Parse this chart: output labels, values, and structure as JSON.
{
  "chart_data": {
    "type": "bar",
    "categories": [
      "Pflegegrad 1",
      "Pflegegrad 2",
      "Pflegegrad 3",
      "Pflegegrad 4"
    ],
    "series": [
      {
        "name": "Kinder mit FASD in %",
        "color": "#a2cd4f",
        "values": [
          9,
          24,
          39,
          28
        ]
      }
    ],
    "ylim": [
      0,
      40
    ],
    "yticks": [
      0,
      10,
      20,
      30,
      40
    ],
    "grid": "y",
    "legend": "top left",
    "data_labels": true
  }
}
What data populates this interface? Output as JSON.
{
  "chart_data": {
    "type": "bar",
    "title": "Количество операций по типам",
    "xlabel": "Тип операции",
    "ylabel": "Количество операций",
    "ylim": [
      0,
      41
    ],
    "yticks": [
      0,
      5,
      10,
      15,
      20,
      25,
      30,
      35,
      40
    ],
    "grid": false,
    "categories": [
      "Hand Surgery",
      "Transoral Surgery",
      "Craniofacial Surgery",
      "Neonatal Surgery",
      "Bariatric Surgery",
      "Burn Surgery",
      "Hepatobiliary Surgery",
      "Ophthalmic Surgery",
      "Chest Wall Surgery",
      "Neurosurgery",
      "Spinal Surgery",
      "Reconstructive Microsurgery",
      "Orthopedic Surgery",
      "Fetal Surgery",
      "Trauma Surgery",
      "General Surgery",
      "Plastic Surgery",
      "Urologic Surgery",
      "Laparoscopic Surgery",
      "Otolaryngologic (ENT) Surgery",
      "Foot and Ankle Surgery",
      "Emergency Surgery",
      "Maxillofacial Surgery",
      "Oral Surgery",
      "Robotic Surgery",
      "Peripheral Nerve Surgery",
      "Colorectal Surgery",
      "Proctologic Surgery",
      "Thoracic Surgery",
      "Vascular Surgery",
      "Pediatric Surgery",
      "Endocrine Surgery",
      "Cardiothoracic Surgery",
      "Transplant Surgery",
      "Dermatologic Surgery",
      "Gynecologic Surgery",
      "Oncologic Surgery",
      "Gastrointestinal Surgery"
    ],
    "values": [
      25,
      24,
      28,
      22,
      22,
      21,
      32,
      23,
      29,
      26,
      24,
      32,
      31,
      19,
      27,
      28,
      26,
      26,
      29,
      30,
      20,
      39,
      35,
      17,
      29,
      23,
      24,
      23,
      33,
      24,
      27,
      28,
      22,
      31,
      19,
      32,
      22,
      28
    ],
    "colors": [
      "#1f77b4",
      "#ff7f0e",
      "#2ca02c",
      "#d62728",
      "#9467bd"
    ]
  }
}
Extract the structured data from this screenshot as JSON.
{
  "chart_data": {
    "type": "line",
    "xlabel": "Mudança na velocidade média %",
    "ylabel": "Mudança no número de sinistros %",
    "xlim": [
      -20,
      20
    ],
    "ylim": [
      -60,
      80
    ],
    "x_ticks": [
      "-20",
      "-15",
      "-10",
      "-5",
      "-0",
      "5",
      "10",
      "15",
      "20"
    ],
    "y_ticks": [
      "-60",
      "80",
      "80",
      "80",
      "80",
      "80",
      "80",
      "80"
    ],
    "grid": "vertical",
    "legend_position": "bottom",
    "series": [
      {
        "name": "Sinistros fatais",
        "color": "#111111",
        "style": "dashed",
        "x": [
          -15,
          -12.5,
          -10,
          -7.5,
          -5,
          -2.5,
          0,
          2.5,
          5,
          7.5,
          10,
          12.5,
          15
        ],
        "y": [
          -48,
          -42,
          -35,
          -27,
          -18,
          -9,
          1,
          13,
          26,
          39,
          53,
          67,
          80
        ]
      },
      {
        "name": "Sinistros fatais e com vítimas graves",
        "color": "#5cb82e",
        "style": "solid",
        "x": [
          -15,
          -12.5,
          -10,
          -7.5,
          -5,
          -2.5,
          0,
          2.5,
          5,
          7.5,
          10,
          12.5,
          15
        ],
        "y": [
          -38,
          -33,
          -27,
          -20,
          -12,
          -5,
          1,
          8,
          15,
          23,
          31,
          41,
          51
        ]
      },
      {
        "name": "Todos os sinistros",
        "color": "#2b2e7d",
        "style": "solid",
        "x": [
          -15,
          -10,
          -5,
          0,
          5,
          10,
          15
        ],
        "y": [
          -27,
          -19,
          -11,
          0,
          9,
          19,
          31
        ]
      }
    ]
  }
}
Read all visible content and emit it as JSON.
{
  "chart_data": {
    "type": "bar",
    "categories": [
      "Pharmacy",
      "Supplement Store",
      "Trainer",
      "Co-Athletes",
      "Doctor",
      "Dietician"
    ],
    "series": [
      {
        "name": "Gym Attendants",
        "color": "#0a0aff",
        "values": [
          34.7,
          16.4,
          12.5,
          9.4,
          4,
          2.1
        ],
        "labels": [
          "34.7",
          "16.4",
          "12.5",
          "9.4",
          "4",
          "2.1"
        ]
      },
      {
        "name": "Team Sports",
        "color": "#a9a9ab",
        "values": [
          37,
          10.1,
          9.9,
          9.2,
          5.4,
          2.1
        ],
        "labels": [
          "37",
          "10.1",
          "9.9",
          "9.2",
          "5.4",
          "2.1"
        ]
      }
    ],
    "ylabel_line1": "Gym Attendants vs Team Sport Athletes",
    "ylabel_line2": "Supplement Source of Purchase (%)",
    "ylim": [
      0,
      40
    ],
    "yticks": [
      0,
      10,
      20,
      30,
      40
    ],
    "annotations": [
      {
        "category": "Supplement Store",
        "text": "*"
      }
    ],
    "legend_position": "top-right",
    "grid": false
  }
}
*-*-*
> [EXERCISE TASK] Return each line in the records that holds the string "fatais".

> [COMPLETE RESPONSE]
        "name": "Sinistros fatais",
        "name": "Sinistros fatais e com vítimas graves",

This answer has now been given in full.